Below is a listing; copy all of it exactly.

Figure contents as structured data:
* * * * * * * * *
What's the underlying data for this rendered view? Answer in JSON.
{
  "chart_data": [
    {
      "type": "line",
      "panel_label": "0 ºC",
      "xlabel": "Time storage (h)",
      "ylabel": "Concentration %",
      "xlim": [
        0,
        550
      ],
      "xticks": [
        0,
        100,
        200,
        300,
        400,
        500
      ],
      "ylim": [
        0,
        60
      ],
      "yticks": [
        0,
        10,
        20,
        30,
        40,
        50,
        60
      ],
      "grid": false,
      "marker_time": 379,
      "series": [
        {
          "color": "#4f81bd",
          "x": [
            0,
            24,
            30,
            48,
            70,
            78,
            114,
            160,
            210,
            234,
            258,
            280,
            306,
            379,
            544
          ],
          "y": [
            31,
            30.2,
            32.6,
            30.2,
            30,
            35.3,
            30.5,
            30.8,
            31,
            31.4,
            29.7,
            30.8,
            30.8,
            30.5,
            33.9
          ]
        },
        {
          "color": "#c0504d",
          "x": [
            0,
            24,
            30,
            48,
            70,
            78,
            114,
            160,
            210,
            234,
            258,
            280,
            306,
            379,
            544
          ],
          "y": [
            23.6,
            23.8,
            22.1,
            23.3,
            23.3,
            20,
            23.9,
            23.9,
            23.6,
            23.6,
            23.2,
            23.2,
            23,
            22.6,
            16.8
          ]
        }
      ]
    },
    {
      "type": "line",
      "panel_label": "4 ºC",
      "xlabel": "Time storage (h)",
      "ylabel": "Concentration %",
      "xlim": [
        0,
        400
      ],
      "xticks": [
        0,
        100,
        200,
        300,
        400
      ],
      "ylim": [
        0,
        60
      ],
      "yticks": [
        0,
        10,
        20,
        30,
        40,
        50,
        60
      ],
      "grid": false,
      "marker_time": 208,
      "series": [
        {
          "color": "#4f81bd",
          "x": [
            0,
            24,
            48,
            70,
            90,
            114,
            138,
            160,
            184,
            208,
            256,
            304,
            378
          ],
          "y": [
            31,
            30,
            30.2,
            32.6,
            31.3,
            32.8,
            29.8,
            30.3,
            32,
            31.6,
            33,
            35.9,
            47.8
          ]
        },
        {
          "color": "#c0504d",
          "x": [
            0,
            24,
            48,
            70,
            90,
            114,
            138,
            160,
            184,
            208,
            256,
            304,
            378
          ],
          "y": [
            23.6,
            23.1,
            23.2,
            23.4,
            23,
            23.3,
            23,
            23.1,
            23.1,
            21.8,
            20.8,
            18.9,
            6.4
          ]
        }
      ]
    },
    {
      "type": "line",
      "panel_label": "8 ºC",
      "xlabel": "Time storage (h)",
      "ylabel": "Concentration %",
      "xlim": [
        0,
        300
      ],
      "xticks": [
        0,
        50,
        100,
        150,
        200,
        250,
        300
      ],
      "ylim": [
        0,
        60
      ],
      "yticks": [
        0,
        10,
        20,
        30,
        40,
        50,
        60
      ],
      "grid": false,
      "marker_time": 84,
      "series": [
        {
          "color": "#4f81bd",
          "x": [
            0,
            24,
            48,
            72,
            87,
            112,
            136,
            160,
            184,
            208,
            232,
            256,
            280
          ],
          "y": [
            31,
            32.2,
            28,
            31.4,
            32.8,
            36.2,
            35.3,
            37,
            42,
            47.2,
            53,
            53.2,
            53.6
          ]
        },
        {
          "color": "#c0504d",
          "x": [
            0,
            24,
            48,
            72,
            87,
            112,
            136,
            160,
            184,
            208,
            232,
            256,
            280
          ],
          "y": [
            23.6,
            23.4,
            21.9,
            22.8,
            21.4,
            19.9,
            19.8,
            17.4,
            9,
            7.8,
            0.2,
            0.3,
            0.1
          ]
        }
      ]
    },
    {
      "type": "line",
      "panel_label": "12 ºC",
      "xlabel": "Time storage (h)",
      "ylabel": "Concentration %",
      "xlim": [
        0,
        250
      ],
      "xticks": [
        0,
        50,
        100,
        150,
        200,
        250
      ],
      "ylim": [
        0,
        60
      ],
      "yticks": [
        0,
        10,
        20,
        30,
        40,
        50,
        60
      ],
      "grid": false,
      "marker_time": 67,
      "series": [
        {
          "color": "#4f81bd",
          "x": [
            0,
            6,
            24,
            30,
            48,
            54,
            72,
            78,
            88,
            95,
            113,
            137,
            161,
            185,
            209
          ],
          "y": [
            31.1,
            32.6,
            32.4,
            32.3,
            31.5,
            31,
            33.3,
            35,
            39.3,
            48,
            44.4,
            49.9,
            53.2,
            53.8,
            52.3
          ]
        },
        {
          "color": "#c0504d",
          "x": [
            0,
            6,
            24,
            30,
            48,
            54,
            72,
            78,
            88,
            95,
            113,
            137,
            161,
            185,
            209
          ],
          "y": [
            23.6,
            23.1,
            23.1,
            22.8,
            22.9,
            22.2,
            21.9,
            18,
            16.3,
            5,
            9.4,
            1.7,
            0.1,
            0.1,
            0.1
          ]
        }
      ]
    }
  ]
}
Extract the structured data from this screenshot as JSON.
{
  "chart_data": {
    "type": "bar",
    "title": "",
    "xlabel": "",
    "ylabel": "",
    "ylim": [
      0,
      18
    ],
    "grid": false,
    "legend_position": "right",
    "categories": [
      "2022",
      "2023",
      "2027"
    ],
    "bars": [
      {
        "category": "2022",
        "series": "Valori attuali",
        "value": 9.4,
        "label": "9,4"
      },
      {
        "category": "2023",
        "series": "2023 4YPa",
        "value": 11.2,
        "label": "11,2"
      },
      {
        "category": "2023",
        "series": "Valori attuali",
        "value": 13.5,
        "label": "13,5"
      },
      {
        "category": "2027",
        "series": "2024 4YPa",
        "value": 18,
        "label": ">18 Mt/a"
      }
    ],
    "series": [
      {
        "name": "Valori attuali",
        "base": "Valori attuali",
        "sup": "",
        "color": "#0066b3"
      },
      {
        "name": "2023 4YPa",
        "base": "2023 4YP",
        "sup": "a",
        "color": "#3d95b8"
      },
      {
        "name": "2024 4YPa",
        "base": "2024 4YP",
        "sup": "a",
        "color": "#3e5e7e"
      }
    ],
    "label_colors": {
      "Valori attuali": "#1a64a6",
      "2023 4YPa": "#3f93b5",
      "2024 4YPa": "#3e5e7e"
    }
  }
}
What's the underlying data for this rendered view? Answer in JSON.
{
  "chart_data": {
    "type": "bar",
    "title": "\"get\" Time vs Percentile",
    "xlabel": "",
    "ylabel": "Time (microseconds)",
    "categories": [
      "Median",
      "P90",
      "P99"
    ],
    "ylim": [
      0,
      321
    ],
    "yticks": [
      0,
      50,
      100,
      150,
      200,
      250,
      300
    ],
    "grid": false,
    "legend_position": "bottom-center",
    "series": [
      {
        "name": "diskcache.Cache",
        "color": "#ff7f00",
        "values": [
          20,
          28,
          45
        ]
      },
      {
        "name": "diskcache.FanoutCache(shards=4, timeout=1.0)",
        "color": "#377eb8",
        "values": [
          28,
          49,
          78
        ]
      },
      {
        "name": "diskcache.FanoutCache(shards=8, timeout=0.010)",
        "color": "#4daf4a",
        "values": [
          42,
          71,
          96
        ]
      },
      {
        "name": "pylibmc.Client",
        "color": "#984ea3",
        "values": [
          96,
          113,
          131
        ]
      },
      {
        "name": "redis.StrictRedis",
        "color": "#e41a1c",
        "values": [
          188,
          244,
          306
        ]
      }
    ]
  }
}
* * * * * * * * *
(SOLUTION FOR THIS EXERCISE)
What's the underlying data for this rendered view? Answer in JSON.
{
  "chart_data": [
    {
      "type": "line",
      "panel_label": "0 ºC",
      "xlabel": "Time storage (h)",
      "ylabel": "Concentration %",
      "xlim": [
        0,
        550
      ],
      "xticks": [
        0,
        100,
        200,
        300,
        400,
        500
      ],
      "ylim": [
        0,
        60
      ],
      "yticks": [
        0,
        10,
        20,
        30,
        40,
        50,
        60
      ],
      "grid": false,
      "marker_time": 379,
      "series": [
        {
          "color": "#4f81bd",
          "x": [
            0,
            24,
            30,
            48,
            70,
            78,
            114,
            160,
            210,
            234,
            258,
            280,
            306,
            379,
            544
          ],
          "y": [
            31,
            30.2,
            32.6,
            30.2,
            30,
            35.3,
            30.5,
            30.8,
            31,
            31.4,
            29.7,
            30.8,
            30.8,
            30.5,
            33.9
          ]
        },
        {
          "color": "#c0504d",
          "x": [
            0,
            24,
            30,
            48,
            70,
            78,
            114,
            160,
            210,
            234,
            258,
            280,
            306,
            379,
            544
          ],
          "y": [
            23.6,
            23.8,
            22.1,
            23.3,
            23.3,
            20,
            23.9,
            23.9,
            23.6,
            23.6,
            23.2,
            23.2,
            23,
            22.6,
            16.8
          ]
        }
      ]
    },
    {
      "type": "line",
      "panel_label": "4 ºC",
      "xlabel": "Time storage (h)",
      "ylabel": "Concentration %",
      "xlim": [
        0,
        400
      ],
      "xticks": [
        0,
        100,
        200,
        300,
        400
      ],
      "ylim": [
        0,
        60
      ],
      "yticks": [
        0,
        10,
        20,
        30,
        40,
        50,
        60
      ],
      "grid": false,
      "marker_time": 208,
      "series": [
        {
          "color": "#4f81bd",
          "x": [
            0,
            24,
            48,
            70,
            90,
            114,
            138,
            160,
            184,
            208,
            256,
            304,
            378
          ],
          "y": [
            31,
            30,
            30.2,
            32.6,
            31.3,
            32.8,
            29.8,
            30.3,
            32,
            31.6,
            33,
            35.9,
            47.8
          ]
        },
        {
          "color": "#c0504d",
          "x": [
            0,
            24,
            48,
            70,
            90,
            114,
            138,
            160,
            184,
            208,
            256,
            304,
            378
          ],
          "y": [
            23.6,
            23.1,
            23.2,
            23.4,
            23,
            23.3,
            23,
            23.1,
            23.1,
            21.8,
            20.8,
            18.9,
            6.4
          ]
        }
      ]
    },
    {
      "type": "line",
      "panel_label": "8 ºC",
      "xlabel": "Time storage (h)",
      "ylabel": "Concentration %",
      "xlim": [
        0,
        300
      ],
      "xticks": [
        0,
        50,
        100,
        150,
        200,
        250,
        300
      ],
      "ylim": [
        0,
        60
      ],
      "yticks": [
        0,
        10,
        20,
        30,
        40,
        50,
        60
      ],
      "grid": false,
      "marker_time": 84,
      "series": [
        {
          "color": "#4f81bd",
          "x": [
            0,
            24,
            48,
            72,
            87,
            112,
            136,
            160,
            184,
            208,
            232,
            256,
            280
          ],
          "y": [
            31,
            32.2,
            28,
            31.4,
            32.8,
            36.2,
            35.3,
            37,
            42,
            47.2,
            53,
            53.2,
            53.6
          ]
        },
        {
          "color": "#c0504d",
          "x": [
            0,
            24,
            48,
            72,
            87,
            112,
            136,
            160,
            184,
            208,
            232,
            256,
            280
          ],
          "y": [
            23.6,
            23.4,
            21.9,
            22.8,
            21.4,
            19.9,
            19.8,
            17.4,
            9,
            7.8,
            0.2,
            0.3,
            0.1
          ]
        }
      ]
    },
    {
      "type": "line",
      "panel_label": "12 ºC",
      "xlabel": "Time storage (h)",
      "ylabel": "Concentration %",
      "xlim": [
        0,
        250
      ],
      "xticks": [
        0,
        50,
        100,
        150,
        200,
        250
      ],
      "ylim": [
        0,
        60
      ],
      "yticks": [
        0,
        10,
        20,
        30,
        40,
        50,
        60
      ],
      "grid": false,
      "marker_time": 67,
      "series": [
        {
          "color": "#4f81bd",
          "x": [
            0,
            6,
            24,
            30,
            48,
            54,
            72,
            78,
            88,
            95,
            113,
            137,
            161,
            185,
            209
          ],
          "y": [
            31.1,
            32.6,
            32.4,
            32.3,
            31.5,
            31,
            33.3,
            35,
            39.3,
            48,
            44.4,
            49.9,
            53.2,
            53.8,
            52.3
          ]
        },
        {
          "color": "#c0504d",
          "x": [
            0,
            6,
            24,
            30,
            48,
            54,
            72,
            78,
            88,
            95,
            113,
            137,
            161,
            185,
            209
          ],
          "y": [
            23.6,
            23.1,
            23.1,
            22.8,
            22.9,
            22.2,
            21.9,
            18,
            16.3,
            5,
            9.4,
            1.7,
            0.1,
            0.1,
            0.1
          ]
        }
      ]
    }
  ]
}
Extract the structured data from this screenshot as JSON.
{
  "chart_data": {
    "type": "bar",
    "title": "",
    "xlabel": "",
    "ylabel": "",
    "ylim": [
      0,
      18
    ],
    "grid": false,
    "legend_position": "right",
    "categories": [
      "2022",
      "2023",
      "2027"
    ],
    "bars": [
      {
        "category": "2022",
        "series": "Valori attuali",
        "value": 9.4,
        "label": "9,4"
      },
      {
        "category": "2023",
        "series": "2023 4YPa",
        "value": 11.2,
        "label": "11,2"
      },
      {
        "category": "2023",
        "series": "Valori attuali",
        "value": 13.5,
        "label": "13,5"
      },
      {
        "category": "2027",
        "series": "2024 4YPa",
        "value": 18,
        "label": ">18 Mt/a"
      }
    ],
    "series": [
      {
        "name": "Valori attuali",
        "base": "Valori attuali",
        "sup": "",
        "color": "#0066b3"
      },
      {
        "name": "2023 4YPa",
        "base": "2023 4YP",
        "sup": "a",
        "color": "#3d95b8"
      },
      {
        "name": "2024 4YPa",
        "base": "2024 4YP",
        "sup": "a",
        "color": "#3e5e7e"
      }
    ],
    "label_colors": {
      "Valori attuali": "#1a64a6",
      "2023 4YPa": "#3f93b5",
      "2024 4YPa": "#3e5e7e"
    }
  }
}
What's the underlying data for this rendered view? Answer in JSON.
{
  "chart_data": {
    "type": "bar",
    "title": "\"get\" Time vs Percentile",
    "xlabel": "",
    "ylabel": "Time (microseconds)",
    "categories": [
      "Median",
      "P90",
      "P99"
    ],
    "ylim": [
      0,
      321
    ],
    "yticks": [
      0,
      50,
      100,
      150,
      200,
      250,
      300
    ],
    "grid": false,
    "legend_position": "bottom-center",
    "series": [
      {
        "name": "diskcache.Cache",
        "color": "#ff7f00",
        "values": [
          20,
          28,
          45
        ]
      },
      {
        "name": "diskcache.FanoutCache(shards=4, timeout=1.0)",
        "color": "#377eb8",
        "values": [
          28,
          49,
          78
        ]
      },
      {
        "name": "diskcache.FanoutCache(shards=8, timeout=0.010)",
        "color": "#4daf4a",
        "values": [
          42,
          71,
          96
        ]
      },
      {
        "name": "pylibmc.Client",
        "color": "#984ea3",
        "values": [
          96,
          113,
          131
        ]
      },
      {
        "name": "redis.StrictRedis",
        "color": "#e41a1c",
        "values": [
          188,
          244,
          306
        ]
      }
    ]
  }
}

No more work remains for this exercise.